- Given instruction: Give only the number of lines where "ratio" occurs.

- Entries supplied:
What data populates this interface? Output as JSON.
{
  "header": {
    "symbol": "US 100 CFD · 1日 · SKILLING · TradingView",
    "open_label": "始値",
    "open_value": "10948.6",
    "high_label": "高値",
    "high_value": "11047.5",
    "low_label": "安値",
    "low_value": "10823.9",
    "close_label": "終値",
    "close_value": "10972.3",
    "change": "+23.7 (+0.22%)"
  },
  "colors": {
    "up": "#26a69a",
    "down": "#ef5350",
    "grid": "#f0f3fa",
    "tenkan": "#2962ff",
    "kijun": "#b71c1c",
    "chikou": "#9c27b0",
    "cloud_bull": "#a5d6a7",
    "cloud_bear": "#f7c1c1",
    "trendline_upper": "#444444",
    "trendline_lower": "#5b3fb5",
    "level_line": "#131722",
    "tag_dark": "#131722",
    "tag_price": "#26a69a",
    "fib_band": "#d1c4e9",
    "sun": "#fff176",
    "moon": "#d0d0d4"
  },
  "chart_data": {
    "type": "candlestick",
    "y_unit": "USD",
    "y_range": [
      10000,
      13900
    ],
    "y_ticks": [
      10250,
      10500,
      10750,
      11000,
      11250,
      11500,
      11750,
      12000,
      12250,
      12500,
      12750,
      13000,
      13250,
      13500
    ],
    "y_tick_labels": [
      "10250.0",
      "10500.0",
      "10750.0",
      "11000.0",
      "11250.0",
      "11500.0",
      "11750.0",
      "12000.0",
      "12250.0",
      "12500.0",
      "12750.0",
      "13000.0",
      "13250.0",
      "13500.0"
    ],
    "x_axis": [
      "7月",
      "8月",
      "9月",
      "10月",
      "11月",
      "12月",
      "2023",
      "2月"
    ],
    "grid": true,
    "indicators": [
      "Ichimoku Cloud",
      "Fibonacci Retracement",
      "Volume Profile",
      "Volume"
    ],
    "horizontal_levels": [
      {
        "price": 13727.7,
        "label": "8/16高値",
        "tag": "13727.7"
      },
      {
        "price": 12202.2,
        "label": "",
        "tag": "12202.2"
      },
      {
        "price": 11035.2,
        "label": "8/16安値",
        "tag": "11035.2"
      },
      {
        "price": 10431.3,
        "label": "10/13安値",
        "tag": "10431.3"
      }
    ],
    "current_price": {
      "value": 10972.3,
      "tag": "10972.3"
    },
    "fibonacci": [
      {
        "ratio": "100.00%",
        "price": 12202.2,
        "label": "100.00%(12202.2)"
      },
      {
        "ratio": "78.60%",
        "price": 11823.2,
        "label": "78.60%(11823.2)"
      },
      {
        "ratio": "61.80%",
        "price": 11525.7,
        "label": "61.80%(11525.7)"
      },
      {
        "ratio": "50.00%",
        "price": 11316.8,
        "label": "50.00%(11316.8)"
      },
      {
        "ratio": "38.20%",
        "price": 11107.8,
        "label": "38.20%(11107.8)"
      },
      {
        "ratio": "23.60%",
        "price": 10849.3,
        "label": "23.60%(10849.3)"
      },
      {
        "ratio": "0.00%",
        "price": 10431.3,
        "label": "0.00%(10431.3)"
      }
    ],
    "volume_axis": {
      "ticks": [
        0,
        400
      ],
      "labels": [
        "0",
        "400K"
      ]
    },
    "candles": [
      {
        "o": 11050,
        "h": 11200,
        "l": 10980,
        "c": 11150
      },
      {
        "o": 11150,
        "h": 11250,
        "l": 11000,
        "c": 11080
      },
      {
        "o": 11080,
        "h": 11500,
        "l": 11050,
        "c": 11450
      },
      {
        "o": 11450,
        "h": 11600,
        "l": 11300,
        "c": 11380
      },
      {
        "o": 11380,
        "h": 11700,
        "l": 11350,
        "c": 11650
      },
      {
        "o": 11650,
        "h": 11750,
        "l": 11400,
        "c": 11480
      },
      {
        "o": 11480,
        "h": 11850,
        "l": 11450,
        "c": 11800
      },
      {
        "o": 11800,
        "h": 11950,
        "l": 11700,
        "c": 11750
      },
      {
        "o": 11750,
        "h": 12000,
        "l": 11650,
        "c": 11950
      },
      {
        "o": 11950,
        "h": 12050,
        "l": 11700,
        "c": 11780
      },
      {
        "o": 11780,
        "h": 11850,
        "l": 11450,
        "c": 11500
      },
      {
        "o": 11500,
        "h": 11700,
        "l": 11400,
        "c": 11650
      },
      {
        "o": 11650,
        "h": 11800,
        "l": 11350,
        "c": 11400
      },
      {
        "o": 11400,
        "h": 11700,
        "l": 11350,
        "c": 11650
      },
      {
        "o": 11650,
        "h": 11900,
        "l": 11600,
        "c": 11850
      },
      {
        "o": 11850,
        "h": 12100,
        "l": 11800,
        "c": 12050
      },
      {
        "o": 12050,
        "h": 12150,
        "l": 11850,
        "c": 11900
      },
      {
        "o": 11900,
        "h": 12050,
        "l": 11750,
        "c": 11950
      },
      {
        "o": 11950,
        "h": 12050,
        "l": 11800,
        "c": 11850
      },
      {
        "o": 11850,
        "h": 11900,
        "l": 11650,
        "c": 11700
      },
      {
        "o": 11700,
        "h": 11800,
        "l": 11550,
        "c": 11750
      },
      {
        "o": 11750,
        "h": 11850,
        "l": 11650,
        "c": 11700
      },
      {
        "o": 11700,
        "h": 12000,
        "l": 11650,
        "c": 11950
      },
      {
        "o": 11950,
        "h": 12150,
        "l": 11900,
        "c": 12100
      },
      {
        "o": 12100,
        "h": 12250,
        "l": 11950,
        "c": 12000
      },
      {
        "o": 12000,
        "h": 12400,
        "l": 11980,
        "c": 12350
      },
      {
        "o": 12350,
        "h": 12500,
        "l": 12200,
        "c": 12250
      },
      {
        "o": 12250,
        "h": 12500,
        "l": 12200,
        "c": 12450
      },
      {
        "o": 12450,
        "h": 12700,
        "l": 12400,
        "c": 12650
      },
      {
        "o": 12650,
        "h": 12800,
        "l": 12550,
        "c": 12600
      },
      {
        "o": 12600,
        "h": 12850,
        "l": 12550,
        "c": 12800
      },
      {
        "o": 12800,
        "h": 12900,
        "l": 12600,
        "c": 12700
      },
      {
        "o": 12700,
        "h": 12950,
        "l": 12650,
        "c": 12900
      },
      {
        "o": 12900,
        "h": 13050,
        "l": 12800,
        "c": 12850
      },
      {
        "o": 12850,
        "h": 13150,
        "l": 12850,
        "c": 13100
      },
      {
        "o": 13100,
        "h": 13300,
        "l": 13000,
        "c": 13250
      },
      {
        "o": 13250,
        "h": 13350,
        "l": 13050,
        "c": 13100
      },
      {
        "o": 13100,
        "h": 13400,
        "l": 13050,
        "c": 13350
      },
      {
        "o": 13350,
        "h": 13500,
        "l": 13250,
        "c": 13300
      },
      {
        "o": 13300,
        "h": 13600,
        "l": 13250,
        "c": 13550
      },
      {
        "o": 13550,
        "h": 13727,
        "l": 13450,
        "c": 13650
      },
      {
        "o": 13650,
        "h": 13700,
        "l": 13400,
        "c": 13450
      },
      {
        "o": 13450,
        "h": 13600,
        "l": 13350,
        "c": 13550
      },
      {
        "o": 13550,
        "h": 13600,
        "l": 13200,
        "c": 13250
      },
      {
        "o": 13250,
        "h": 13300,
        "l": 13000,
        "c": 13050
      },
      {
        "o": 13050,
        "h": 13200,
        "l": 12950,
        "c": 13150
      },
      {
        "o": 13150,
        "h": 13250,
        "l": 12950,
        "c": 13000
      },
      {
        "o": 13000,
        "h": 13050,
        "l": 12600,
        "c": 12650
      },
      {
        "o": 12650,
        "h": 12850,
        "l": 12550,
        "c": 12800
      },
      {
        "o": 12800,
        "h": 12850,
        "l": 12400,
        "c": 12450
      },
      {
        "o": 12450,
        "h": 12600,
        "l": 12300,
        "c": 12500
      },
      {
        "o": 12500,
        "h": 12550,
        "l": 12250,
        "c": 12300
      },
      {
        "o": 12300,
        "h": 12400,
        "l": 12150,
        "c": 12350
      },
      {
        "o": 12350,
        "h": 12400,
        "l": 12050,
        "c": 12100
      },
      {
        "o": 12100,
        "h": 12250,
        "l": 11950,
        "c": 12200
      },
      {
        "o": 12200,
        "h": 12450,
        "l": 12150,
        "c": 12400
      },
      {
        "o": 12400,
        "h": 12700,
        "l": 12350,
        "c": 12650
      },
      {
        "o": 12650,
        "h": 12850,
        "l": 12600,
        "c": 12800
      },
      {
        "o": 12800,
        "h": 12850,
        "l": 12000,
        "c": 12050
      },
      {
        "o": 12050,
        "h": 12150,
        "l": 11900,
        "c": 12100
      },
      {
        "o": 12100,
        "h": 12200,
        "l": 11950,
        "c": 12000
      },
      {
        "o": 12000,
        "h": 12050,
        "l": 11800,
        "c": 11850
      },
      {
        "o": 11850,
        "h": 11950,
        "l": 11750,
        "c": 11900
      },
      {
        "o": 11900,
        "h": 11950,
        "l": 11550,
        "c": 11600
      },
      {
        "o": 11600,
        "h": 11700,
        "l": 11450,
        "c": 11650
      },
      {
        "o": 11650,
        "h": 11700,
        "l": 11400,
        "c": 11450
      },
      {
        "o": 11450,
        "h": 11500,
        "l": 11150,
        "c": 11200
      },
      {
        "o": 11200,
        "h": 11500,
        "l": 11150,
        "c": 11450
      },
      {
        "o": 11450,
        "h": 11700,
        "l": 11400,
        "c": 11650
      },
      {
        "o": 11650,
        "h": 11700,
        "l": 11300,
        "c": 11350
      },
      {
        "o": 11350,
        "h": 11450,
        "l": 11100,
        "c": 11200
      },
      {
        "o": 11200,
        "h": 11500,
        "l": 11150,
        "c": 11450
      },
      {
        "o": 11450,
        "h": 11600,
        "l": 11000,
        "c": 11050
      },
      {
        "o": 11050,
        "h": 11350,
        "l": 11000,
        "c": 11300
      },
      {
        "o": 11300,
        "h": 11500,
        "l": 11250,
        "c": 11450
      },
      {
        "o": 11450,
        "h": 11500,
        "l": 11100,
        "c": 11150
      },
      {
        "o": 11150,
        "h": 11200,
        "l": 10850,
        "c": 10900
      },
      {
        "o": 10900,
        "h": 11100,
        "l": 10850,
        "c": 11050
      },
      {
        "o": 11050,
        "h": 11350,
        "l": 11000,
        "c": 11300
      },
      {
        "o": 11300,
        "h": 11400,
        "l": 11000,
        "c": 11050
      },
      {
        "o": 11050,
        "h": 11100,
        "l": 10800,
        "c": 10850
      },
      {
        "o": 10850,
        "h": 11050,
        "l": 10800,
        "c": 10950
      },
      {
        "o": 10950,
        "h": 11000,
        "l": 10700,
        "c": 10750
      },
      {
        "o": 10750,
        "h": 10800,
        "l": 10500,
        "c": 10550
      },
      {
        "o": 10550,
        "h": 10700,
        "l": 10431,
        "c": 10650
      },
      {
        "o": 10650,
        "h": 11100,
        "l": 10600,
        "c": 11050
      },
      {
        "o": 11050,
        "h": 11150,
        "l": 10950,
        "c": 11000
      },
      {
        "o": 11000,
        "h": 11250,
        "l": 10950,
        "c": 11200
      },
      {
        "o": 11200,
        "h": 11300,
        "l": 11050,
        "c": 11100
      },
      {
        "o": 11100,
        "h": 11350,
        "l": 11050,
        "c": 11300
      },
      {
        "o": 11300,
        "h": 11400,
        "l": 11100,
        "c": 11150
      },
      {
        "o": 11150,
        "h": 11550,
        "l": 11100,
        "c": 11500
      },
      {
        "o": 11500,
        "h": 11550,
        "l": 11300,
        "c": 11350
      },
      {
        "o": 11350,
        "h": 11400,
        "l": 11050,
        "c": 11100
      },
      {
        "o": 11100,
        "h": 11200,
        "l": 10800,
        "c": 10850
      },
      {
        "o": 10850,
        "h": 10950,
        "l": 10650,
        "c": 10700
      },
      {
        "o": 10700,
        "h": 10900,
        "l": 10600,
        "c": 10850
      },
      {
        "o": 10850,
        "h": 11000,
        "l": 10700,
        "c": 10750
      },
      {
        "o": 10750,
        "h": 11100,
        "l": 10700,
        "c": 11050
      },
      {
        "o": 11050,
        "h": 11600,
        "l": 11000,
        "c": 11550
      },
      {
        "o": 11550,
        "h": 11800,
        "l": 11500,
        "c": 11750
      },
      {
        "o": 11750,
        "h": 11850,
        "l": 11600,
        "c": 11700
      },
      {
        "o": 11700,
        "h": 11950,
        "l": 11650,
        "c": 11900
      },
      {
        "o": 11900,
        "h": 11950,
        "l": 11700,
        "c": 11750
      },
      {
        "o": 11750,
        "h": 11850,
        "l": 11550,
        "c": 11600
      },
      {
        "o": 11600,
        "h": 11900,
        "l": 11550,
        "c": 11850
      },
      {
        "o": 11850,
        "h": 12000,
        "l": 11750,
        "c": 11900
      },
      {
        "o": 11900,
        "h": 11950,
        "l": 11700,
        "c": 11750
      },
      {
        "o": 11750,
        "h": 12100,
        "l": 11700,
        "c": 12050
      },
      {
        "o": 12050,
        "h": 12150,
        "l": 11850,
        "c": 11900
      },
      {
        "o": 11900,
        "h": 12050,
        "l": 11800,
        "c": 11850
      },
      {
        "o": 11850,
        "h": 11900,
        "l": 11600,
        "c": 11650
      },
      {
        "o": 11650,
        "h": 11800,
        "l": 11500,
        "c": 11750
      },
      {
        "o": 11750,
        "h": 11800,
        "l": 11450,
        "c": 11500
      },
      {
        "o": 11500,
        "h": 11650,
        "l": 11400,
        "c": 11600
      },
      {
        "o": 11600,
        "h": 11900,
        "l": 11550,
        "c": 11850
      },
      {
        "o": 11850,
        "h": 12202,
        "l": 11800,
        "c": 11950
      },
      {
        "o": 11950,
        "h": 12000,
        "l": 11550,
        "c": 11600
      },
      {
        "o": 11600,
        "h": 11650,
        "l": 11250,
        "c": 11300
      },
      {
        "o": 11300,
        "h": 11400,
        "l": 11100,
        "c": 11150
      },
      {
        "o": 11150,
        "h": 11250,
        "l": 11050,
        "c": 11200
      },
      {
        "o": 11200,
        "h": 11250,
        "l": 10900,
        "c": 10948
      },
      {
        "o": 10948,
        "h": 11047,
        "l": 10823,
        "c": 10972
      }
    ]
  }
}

- Worked solution: 7